◆ The task ◆
Skip any picture you find and retype all the remaining lines exactly.
── Records for the exercise ──
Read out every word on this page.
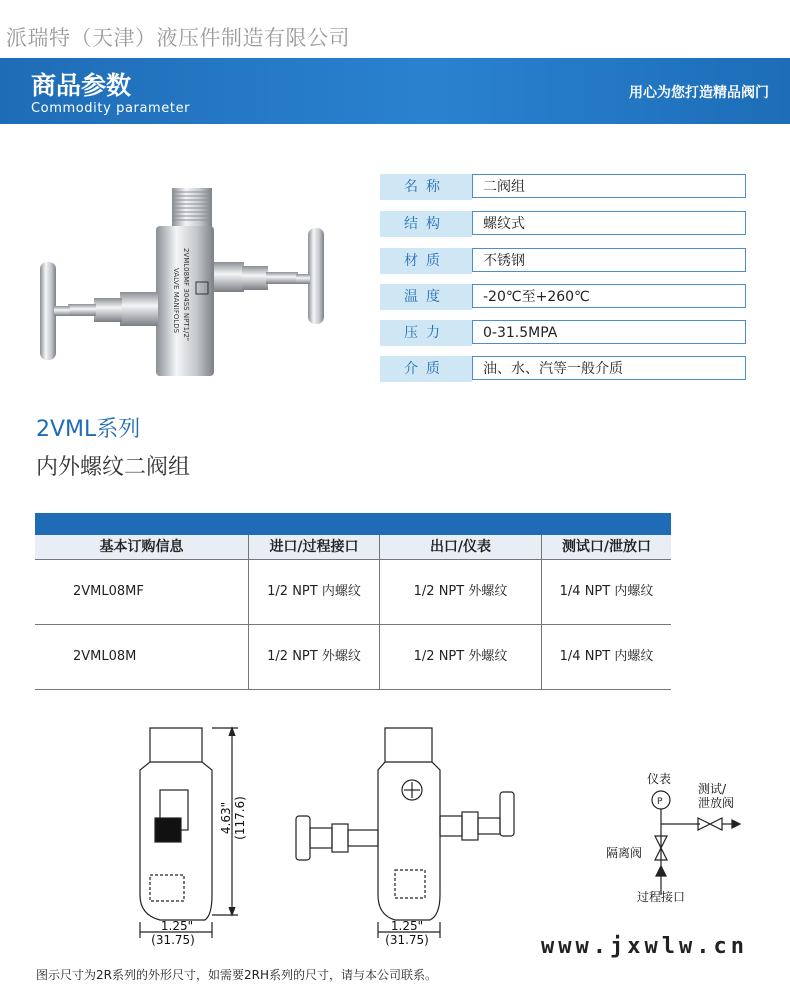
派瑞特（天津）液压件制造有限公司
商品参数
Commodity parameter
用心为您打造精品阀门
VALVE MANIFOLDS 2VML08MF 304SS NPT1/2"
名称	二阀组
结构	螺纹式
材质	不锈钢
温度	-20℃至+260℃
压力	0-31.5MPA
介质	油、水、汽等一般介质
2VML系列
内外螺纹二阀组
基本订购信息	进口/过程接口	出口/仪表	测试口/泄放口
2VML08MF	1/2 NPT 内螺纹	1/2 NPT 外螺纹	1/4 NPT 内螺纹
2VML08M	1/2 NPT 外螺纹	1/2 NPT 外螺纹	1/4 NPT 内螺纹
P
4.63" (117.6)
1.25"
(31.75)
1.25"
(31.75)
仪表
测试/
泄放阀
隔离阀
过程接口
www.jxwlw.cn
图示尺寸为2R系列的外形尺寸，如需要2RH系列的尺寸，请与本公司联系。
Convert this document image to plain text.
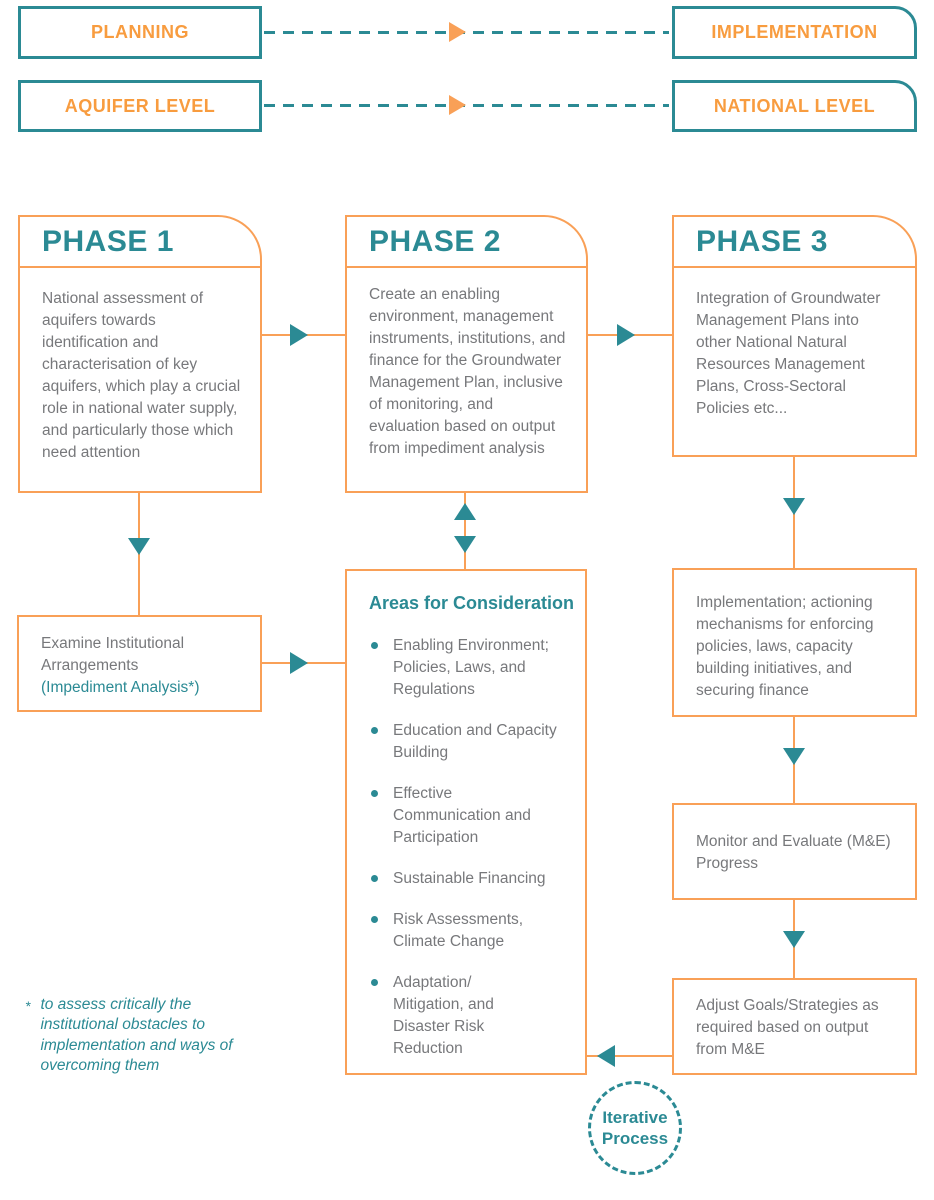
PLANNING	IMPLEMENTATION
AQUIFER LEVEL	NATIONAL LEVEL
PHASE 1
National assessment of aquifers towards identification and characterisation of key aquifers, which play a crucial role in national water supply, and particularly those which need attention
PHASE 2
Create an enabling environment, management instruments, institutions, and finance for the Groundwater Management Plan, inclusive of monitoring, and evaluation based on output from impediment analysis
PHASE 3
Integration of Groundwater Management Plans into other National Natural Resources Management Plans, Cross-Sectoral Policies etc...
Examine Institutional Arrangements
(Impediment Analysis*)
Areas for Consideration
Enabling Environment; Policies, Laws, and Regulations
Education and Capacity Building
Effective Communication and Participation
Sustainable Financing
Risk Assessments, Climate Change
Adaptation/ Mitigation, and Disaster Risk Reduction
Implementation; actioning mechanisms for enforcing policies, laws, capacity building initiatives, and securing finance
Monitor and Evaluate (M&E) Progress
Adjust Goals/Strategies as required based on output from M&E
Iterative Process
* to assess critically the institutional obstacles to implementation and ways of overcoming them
───
◆ Written solution ◆
Read out every word on this page.
派瑞特（天津）液压件制造有限公司
商品参数
Commodity parameter
用心为您打造精品阀门
VALVE MANIFOLDS 2VML08MF 304SS NPT1/2"
名称	二阀组
结构	螺纹式
材质	不锈钢
温度	-20℃至+260℃
压力	0-31.5MPA
介质	油、水、汽等一般介质
2VML系列
内外螺纹二阀组
基本订购信息	进口/过程接口	出口/仪表	测试口/泄放口
2VML08MF	1/2 NPT 内螺纹	1/2 NPT 外螺纹	1/4 NPT 内螺纹
2VML08M	1/2 NPT 外螺纹	1/2 NPT 外螺纹	1/4 NPT 内螺纹
P
4.63" (117.6)
1.25"
(31.75)
1.25"
(31.75)
仪表
测试/
泄放阀
隔离阀
过程接口
www.jxwlw.cn
图示尺寸为2R系列的外形尺寸，如需要2RH系列的尺寸，请与本公司联系。
Convert this document image to plain text.
PLANNING	IMPLEMENTATION
AQUIFER LEVEL	NATIONAL LEVEL
PHASE 1
National assessment of aquifers towards identification and characterisation of key aquifers, which play a crucial role in national water supply, and particularly those which need attention
PHASE 2
Create an enabling environment, management instruments, institutions, and finance for the Groundwater Management Plan, inclusive of monitoring, and evaluation based on output from impediment analysis
PHASE 3
Integration of Groundwater Management Plans into other National Natural Resources Management Plans, Cross-Sectoral Policies etc...
Examine Institutional Arrangements
(Impediment Analysis*)
Areas for Consideration
Enabling Environment; Policies, Laws, and Regulations
Education and Capacity Building
Effective Communication and Participation
Sustainable Financing
Risk Assessments, Climate Change
Adaptation/ Mitigation, and Disaster Risk Reduction
Implementation; actioning mechanisms for enforcing policies, laws, capacity building initiatives, and securing finance
Monitor and Evaluate (M&E) Progress
Adjust Goals/Strategies as required based on output from M&E
Iterative Process
* to assess critically the institutional obstacles to implementation and ways of overcoming them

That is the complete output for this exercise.